--- start of Dataset records ---
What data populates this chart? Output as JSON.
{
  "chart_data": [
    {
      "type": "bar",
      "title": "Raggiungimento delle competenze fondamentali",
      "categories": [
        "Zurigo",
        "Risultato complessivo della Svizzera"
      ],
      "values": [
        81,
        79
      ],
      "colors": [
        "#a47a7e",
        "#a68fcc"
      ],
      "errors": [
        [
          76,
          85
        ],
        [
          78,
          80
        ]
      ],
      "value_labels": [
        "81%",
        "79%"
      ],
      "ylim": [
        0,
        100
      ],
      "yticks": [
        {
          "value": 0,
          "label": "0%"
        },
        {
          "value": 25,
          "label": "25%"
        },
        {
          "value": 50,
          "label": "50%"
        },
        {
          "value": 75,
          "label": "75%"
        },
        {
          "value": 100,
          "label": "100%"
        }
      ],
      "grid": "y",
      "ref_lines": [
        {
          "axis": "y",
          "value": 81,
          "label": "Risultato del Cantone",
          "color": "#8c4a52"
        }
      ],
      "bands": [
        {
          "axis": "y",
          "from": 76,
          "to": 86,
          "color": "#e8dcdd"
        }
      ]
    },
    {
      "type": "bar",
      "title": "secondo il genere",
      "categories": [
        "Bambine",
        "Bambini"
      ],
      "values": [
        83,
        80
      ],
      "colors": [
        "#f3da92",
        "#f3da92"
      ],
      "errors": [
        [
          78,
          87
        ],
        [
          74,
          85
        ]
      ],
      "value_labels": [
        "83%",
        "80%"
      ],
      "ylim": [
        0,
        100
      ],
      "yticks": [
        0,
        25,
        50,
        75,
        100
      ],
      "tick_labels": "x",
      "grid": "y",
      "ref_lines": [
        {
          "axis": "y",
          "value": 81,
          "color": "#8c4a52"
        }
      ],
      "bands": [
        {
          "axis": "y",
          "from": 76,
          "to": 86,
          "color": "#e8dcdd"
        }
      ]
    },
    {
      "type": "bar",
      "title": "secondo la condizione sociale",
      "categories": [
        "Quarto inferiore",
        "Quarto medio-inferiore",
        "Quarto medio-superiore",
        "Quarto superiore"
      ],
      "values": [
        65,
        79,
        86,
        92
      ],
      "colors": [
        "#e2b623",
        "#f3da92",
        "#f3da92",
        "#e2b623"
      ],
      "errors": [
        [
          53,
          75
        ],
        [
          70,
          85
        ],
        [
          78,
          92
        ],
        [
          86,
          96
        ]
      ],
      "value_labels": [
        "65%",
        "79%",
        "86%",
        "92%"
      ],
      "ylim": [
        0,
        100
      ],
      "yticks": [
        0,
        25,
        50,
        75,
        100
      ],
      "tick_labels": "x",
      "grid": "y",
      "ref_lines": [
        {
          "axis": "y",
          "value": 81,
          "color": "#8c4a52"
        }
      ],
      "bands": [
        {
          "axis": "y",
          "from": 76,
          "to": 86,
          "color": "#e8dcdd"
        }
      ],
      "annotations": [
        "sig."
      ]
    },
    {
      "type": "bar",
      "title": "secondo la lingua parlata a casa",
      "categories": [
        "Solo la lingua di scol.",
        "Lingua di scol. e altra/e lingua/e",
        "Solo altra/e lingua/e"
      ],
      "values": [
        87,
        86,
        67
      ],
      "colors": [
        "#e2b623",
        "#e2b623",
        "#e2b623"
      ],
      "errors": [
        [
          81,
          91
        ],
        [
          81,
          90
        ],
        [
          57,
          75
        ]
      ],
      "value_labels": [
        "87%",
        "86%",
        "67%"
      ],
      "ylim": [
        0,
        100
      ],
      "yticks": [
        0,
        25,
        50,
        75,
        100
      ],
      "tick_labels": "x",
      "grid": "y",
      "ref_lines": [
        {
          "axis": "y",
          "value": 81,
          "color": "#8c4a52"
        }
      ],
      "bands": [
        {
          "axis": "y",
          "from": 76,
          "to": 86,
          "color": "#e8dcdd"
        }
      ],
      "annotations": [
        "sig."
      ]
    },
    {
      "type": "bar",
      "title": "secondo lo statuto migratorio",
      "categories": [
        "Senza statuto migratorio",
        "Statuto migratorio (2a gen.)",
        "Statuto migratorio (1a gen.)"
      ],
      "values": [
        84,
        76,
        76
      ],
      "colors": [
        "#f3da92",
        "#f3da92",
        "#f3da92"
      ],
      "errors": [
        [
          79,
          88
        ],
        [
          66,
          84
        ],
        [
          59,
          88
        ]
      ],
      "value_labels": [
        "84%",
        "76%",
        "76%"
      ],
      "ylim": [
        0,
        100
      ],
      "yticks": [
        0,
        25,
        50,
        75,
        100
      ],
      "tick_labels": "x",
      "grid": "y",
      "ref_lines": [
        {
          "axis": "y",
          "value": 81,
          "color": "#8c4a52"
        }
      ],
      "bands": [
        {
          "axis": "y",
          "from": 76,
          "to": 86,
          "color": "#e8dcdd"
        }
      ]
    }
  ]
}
--- end of Dataset records ---
▶ What to produce: Set down every record above exactly as given.

▶ Task output:
What data populates this chart? Output as JSON.
{
  "chart_data": [
    {
      "type": "bar",
      "title": "Raggiungimento delle competenze fondamentali",
      "categories": [
        "Zurigo",
        "Risultato complessivo della Svizzera"
      ],
      "values": [
        81,
        79
      ],
      "colors": [
        "#a47a7e",
        "#a68fcc"
      ],
      "errors": [
        [
          76,
          85
        ],
        [
          78,
          80
        ]
      ],
      "value_labels": [
        "81%",
        "79%"
      ],
      "ylim": [
        0,
        100
      ],
      "yticks": [
        {
          "value": 0,
          "label": "0%"
        },
        {
          "value": 25,
          "label": "25%"
        },
        {
          "value": 50,
          "label": "50%"
        },
        {
          "value": 75,
          "label": "75%"
        },
        {
          "value": 100,
          "label": "100%"
        }
      ],
      "grid": "y",
      "ref_lines": [
        {
          "axis": "y",
          "value": 81,
          "label": "Risultato del Cantone",
          "color": "#8c4a52"
        }
      ],
      "bands": [
        {
          "axis": "y",
          "from": 76,
          "to": 86,
          "color": "#e8dcdd"
        }
      ]
    },
    {
      "type": "bar",
      "title": "secondo il genere",
      "categories": [
        "Bambine",
        "Bambini"
      ],
      "values": [
        83,
        80
      ],
      "colors": [
        "#f3da92",
        "#f3da92"
      ],
      "errors": [
        [
          78,
          87
        ],
        [
          74,
          85
        ]
      ],
      "value_labels": [
        "83%",
        "80%"
      ],
      "ylim": [
        0,
        100
      ],
      "yticks": [
        0,
        25,
        50,
        75,
        100
      ],
      "tick_labels": "x",
      "grid": "y",
      "ref_lines": [
        {
          "axis": "y",
          "value": 81,
          "color": "#8c4a52"
        }
      ],
      "bands": [
        {
          "axis": "y",
          "from": 76,
          "to": 86,
          "color": "#e8dcdd"
        }
      ]
    },
    {
      "type": "bar",
      "title": "secondo la condizione sociale",
      "categories": [
        "Quarto inferiore",
        "Quarto medio-inferiore",
        "Quarto medio-superiore",
        "Quarto superiore"
      ],
      "values": [
        65,
        79,
        86,
        92
      ],
      "colors": [
        "#e2b623",
        "#f3da92",
        "#f3da92",
        "#e2b623"
      ],
      "errors": [
        [
          53,
          75
        ],
        [
          70,
          85
        ],
        [
          78,
          92
        ],
        [
          86,
          96
        ]
      ],
      "value_labels": [
        "65%",
        "79%",
        "86%",
        "92%"
      ],
      "ylim": [
        0,
        100
      ],
      "yticks": [
        0,
        25,
        50,
        75,
        100
      ],
      "tick_labels": "x",
      "grid": "y",
      "ref_lines": [
        {
          "axis": "y",
          "value": 81,
          "color": "#8c4a52"
        }
      ],
      "bands": [
        {
          "axis": "y",
          "from": 76,
          "to": 86,
          "color": "#e8dcdd"
        }
      ],
      "annotations": [
        "sig."
      ]
    },
    {
      "type": "bar",
      "title": "secondo la lingua parlata a casa",
      "categories": [
        "Solo la lingua di scol.",
        "Lingua di scol. e altra/e lingua/e",
        "Solo altra/e lingua/e"
      ],
      "values": [
        87,
        86,
        67
      ],
      "colors": [
        "#e2b623",
        "#e2b623",
        "#e2b623"
      ],
      "errors": [
        [
          81,
          91
        ],
        [
          81,
          90
        ],
        [
          57,
          75
        ]
      ],
      "value_labels": [
        "87%",
        "86%",
        "67%"
      ],
      "ylim": [
        0,
        100
      ],
      "yticks": [
        0,
        25,
        50,
        75,
        100
      ],
      "tick_labels": "x",
      "grid": "y",
      "ref_lines": [
        {
          "axis": "y",
          "value": 81,
          "color": "#8c4a52"
        }
      ],
      "bands": [
        {
          "axis": "y",
          "from": 76,
          "to": 86,
          "color": "#e8dcdd"
        }
      ],
      "annotations": [
        "sig."
      ]
    },
    {
      "type": "bar",
      "title": "secondo lo statuto migratorio",
      "categories": [
        "Senza statuto migratorio",
        "Statuto migratorio (2a gen.)",
        "Statuto migratorio (1a gen.)"
      ],
      "values": [
        84,
        76,
        76
      ],
      "colors": [
        "#f3da92",
        "#f3da92",
        "#f3da92"
      ],
      "errors": [
        [
          79,
          88
        ],
        [
          66,
          84
        ],
        [
          59,
          88
        ]
      ],
      "value_labels": [
        "84%",
        "76%",
        "76%"
      ],
      "ylim": [
        0,
        100
      ],
      "yticks": [
        0,
        25,
        50,
        75,
        100
      ],
      "tick_labels": "x",
      "grid": "y",
      "ref_lines": [
        {
          "axis": "y",
          "value": 81,
          "color": "#8c4a52"
        }
      ],
      "bands": [
        {
          "axis": "y",
          "from": 76,
          "to": 86,
          "color": "#e8dcdd"
        }
      ]
    }
  ]
}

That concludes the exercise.